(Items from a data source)
··········

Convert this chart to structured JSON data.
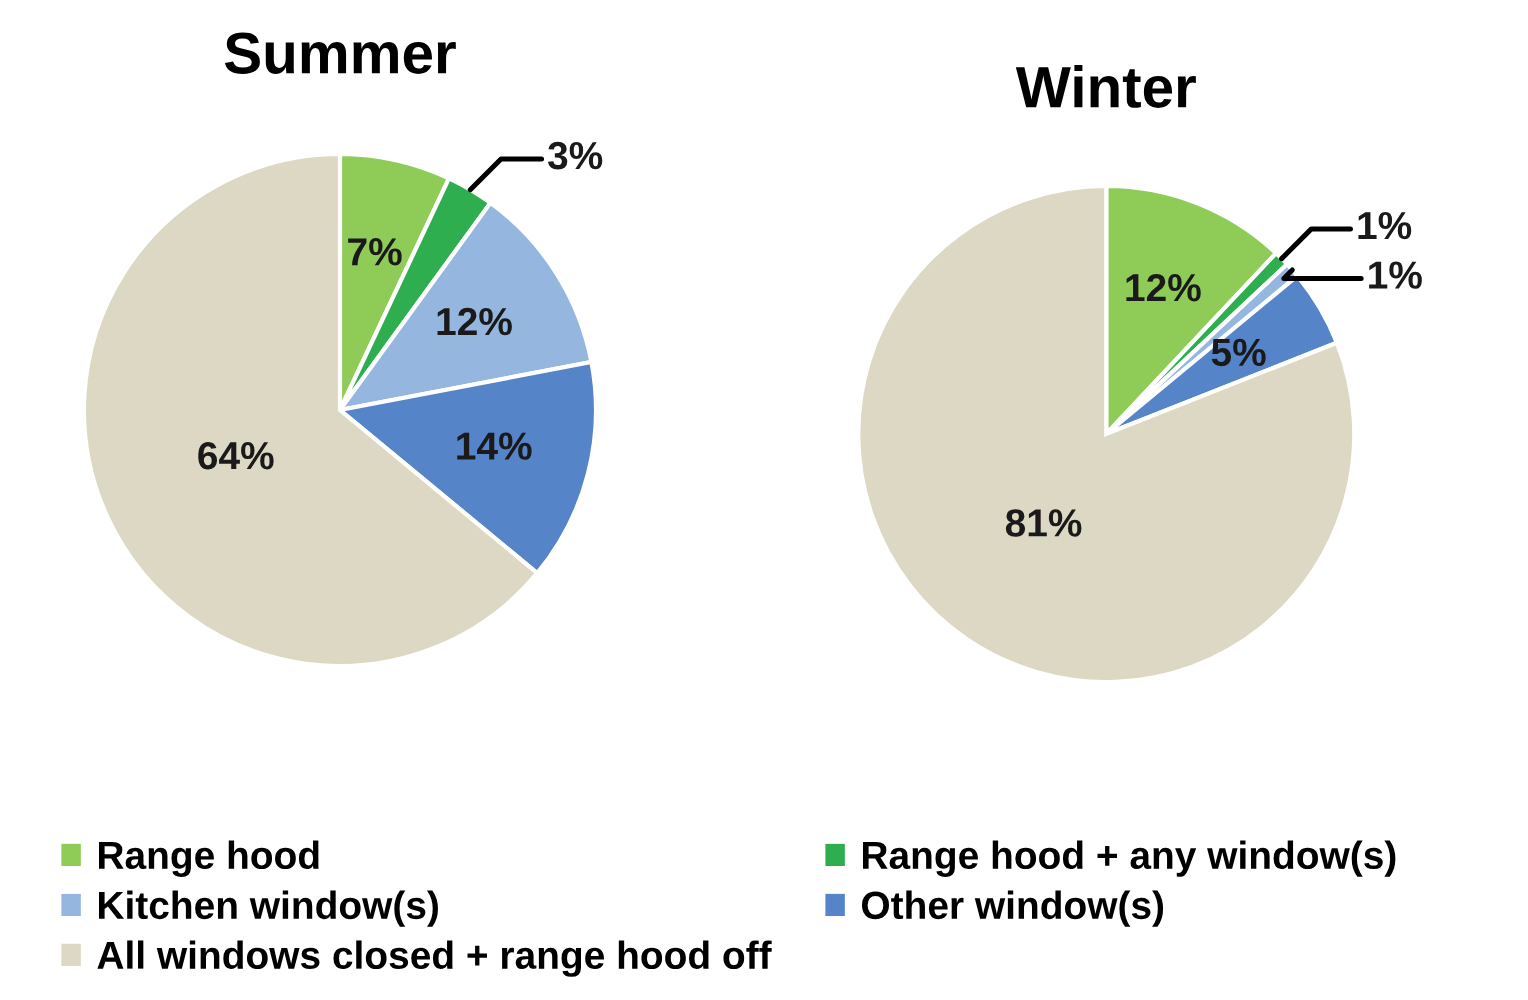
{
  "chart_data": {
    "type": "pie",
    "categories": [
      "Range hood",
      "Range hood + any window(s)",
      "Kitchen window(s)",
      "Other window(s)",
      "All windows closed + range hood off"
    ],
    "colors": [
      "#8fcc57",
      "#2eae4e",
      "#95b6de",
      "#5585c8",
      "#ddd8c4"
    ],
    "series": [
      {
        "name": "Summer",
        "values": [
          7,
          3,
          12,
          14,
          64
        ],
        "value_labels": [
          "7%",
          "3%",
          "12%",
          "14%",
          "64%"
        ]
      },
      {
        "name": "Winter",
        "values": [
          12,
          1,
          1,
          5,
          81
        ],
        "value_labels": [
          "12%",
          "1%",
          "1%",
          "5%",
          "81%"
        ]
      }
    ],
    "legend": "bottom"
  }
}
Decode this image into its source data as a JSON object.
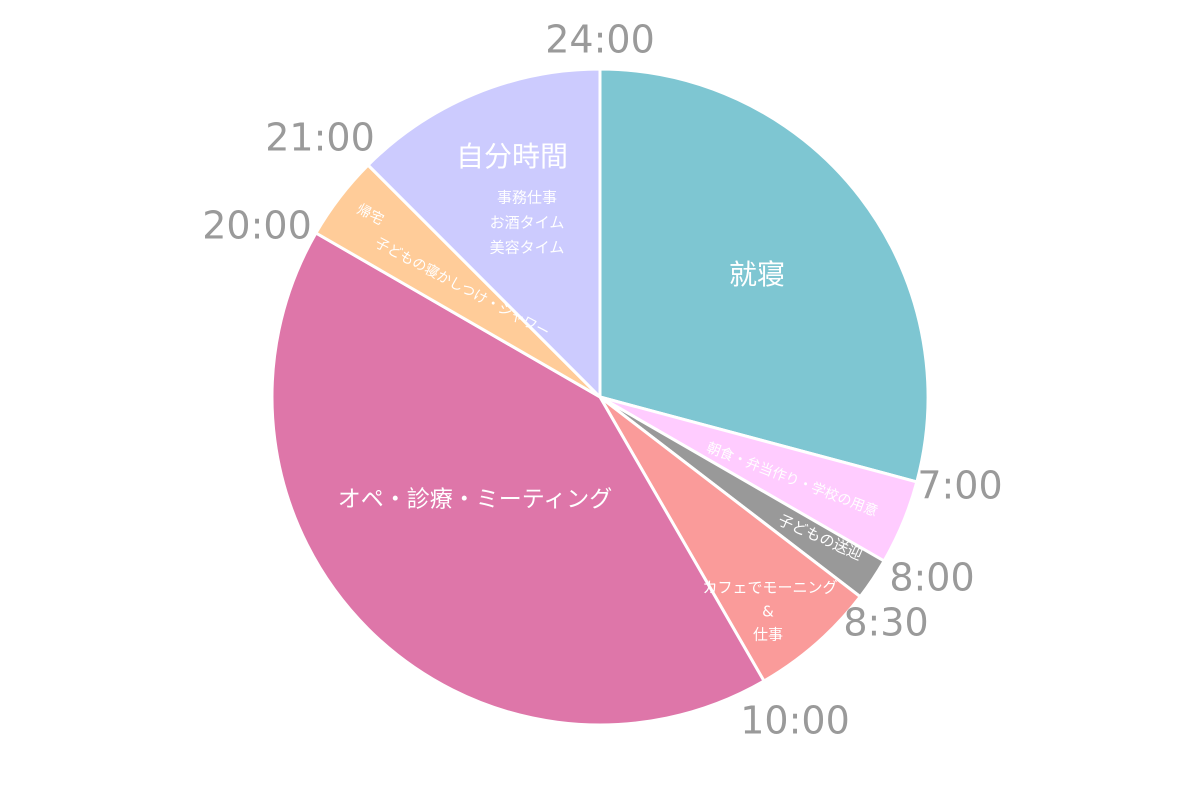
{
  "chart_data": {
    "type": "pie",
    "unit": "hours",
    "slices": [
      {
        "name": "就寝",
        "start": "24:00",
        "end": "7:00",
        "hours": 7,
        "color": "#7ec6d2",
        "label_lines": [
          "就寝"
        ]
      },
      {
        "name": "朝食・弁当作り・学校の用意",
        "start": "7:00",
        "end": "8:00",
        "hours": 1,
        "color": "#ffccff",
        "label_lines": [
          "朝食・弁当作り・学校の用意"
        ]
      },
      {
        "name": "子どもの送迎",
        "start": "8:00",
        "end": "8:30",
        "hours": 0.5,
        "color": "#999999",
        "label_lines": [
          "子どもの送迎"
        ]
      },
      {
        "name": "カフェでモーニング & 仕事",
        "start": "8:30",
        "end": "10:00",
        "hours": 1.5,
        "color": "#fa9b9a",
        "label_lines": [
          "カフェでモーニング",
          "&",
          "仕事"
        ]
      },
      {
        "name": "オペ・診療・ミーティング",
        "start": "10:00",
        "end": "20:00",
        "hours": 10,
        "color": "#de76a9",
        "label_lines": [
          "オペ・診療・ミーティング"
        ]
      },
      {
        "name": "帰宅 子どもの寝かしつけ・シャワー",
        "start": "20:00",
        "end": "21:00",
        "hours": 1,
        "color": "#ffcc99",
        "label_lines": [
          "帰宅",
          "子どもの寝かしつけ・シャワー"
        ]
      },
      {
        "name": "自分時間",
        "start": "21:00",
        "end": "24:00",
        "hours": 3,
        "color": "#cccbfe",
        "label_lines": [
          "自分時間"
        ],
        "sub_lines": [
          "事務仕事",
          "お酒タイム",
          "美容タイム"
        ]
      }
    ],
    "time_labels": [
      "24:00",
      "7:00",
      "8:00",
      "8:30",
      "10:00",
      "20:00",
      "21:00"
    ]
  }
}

··········

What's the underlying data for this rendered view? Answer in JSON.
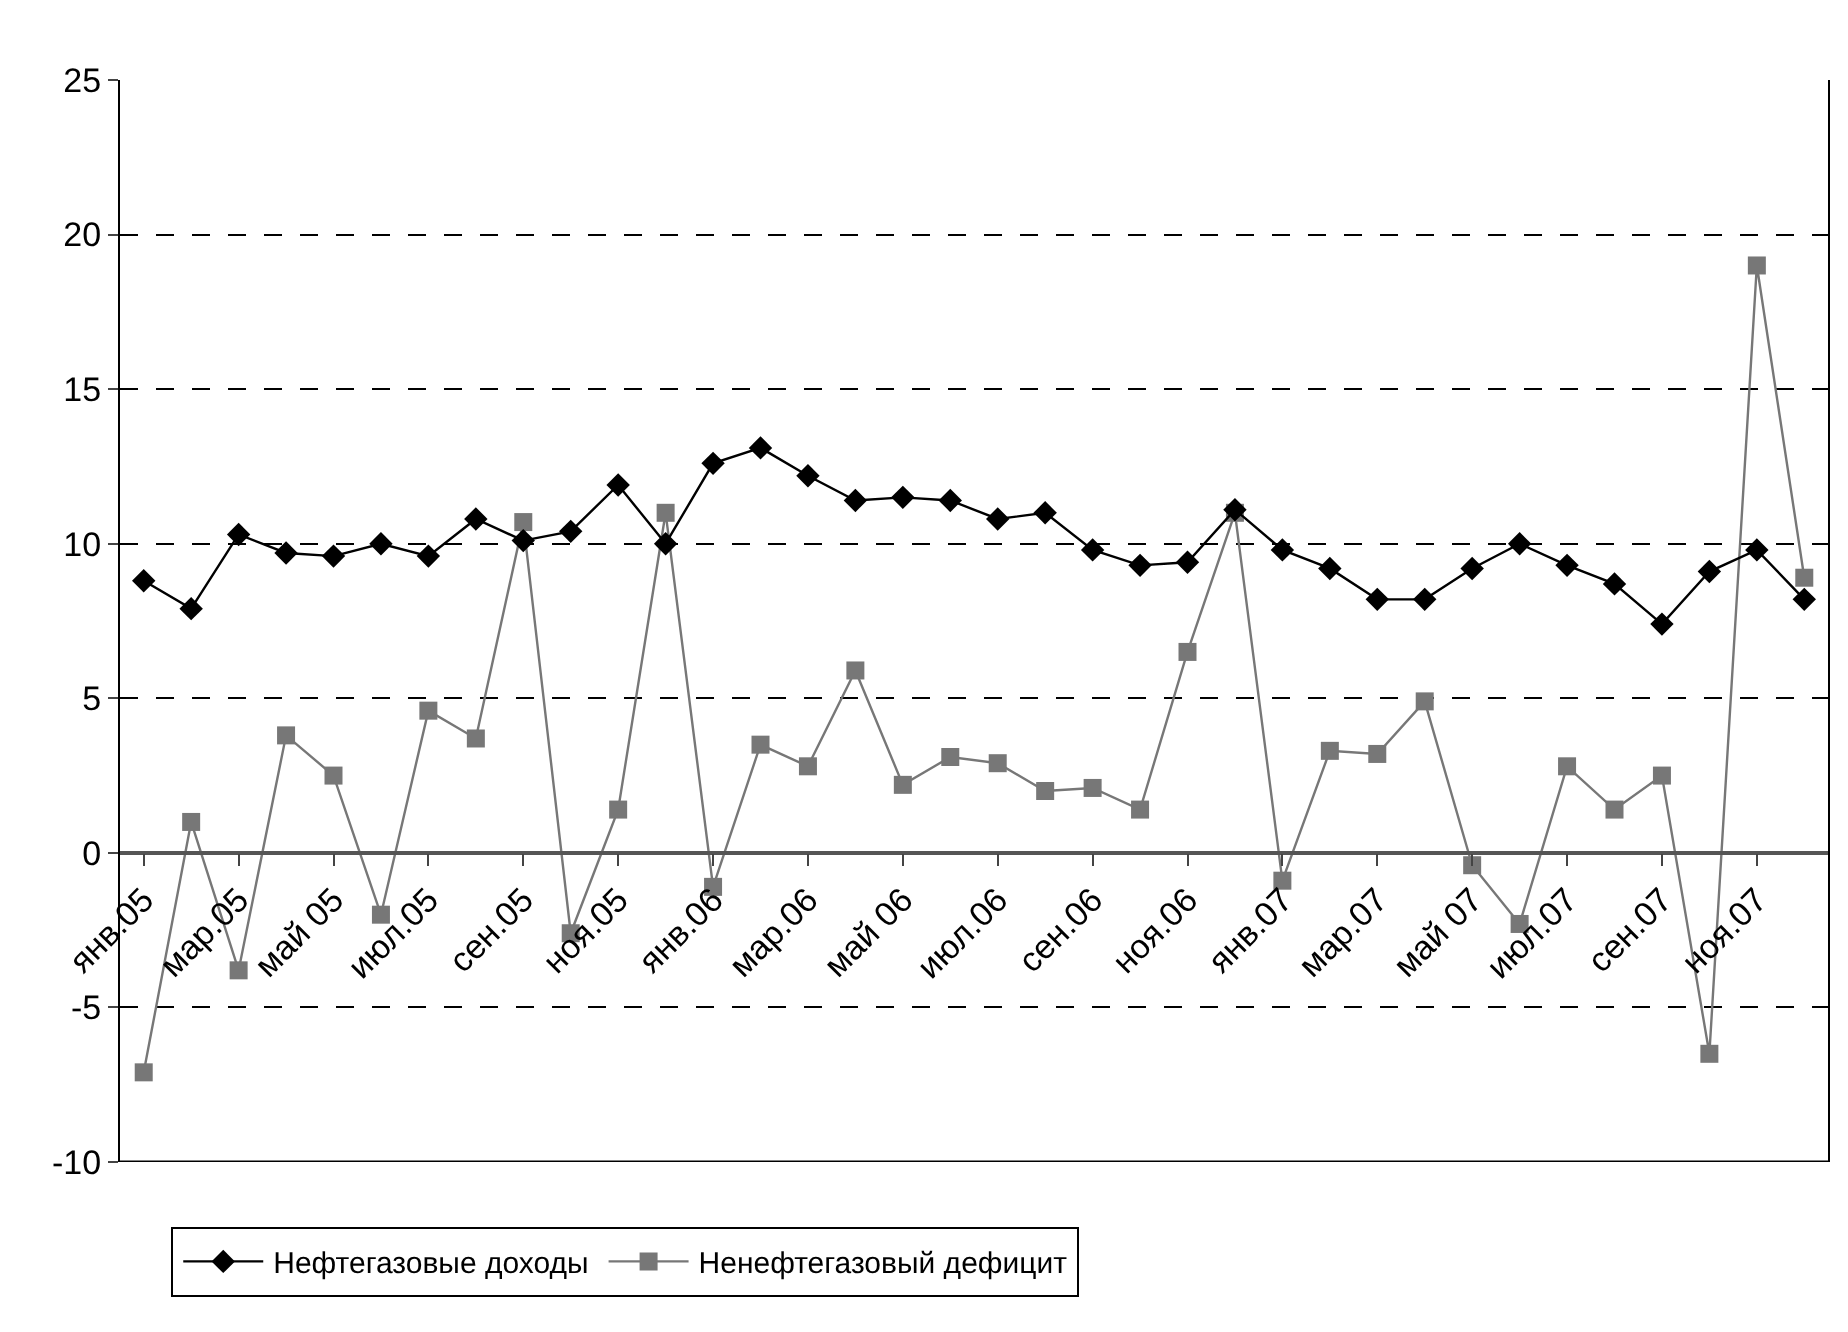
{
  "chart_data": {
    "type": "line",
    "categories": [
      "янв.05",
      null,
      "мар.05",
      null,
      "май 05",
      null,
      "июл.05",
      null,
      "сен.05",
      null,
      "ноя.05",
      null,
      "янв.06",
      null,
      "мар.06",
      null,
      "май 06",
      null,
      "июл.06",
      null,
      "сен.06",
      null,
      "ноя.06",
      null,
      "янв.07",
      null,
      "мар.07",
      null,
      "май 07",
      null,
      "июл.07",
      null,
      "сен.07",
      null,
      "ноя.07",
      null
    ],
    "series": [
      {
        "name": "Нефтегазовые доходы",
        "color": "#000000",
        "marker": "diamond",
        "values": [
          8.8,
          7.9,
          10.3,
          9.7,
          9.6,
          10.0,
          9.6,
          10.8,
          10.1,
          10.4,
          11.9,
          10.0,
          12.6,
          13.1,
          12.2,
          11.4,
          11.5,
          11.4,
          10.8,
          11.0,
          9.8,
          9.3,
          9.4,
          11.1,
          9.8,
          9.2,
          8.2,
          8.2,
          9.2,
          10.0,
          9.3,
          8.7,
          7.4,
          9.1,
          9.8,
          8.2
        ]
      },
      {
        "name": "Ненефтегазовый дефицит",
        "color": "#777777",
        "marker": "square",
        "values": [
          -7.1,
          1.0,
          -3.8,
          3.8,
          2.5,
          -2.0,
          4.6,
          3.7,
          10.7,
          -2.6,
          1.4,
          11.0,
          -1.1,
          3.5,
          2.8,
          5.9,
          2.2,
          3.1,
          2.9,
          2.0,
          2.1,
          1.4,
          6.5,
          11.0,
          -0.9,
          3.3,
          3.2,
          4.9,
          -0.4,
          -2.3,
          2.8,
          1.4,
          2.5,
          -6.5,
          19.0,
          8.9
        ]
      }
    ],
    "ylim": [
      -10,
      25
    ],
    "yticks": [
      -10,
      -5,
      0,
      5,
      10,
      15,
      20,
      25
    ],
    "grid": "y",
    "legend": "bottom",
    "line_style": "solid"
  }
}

··········

**Set problem**
Gather and copy every line of the data in which the string "シャワー" is found.

**Worked solution**
        "name": "帰宅 子どもの寝かしつけ・シャワー",
          "子どもの寝かしつけ・シャワー"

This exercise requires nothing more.